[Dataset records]
⁂

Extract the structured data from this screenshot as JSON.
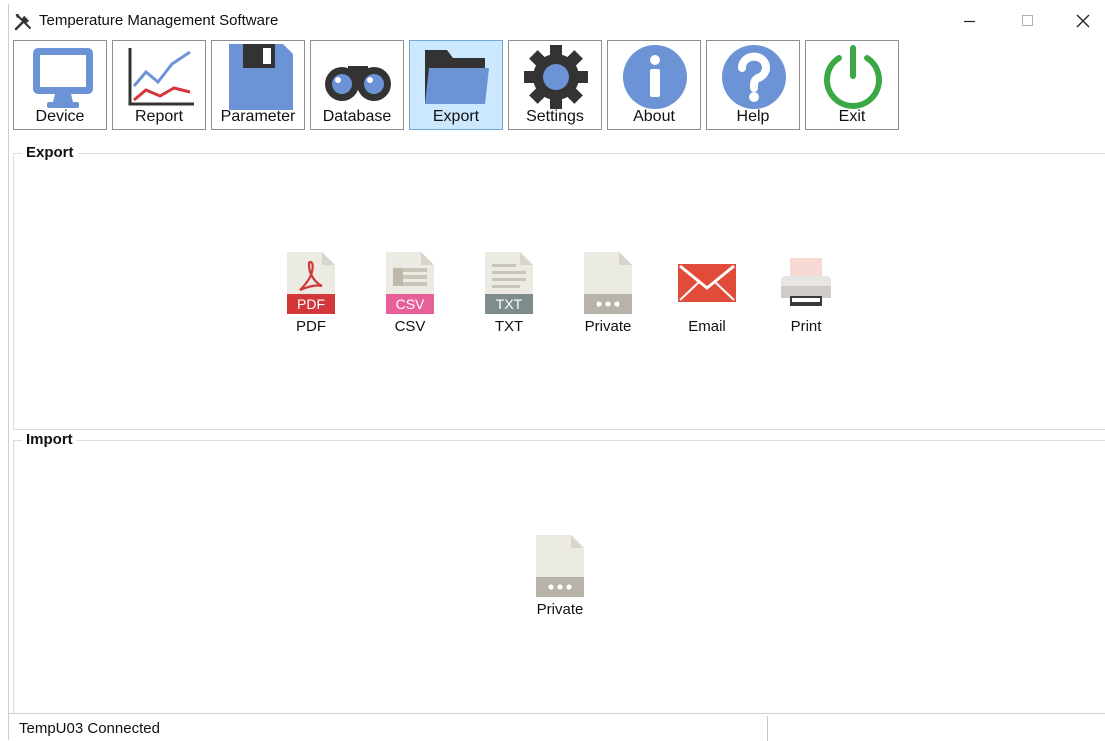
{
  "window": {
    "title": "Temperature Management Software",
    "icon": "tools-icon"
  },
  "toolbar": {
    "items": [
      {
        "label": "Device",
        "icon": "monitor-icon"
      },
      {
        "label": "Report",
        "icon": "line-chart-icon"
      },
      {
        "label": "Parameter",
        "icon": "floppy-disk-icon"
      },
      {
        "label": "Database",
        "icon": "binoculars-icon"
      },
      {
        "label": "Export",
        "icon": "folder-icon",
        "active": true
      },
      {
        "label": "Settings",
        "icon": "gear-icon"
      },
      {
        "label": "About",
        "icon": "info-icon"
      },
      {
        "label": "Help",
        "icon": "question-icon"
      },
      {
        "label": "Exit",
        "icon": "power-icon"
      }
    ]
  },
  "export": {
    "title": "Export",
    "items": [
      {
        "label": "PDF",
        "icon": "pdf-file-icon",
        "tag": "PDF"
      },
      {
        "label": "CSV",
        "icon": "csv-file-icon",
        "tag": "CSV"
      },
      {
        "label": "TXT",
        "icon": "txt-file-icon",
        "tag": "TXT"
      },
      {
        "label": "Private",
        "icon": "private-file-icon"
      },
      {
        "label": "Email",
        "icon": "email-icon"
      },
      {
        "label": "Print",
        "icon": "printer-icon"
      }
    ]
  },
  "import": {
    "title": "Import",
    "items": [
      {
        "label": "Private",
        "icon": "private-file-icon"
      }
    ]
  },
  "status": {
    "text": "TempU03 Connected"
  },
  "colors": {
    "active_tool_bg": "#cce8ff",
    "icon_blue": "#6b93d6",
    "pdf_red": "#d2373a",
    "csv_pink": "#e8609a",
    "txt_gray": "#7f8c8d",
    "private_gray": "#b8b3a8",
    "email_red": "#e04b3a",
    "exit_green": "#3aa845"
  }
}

⁂

Ascertain the number of lines in the entries that include the word "title", and report only that number.

3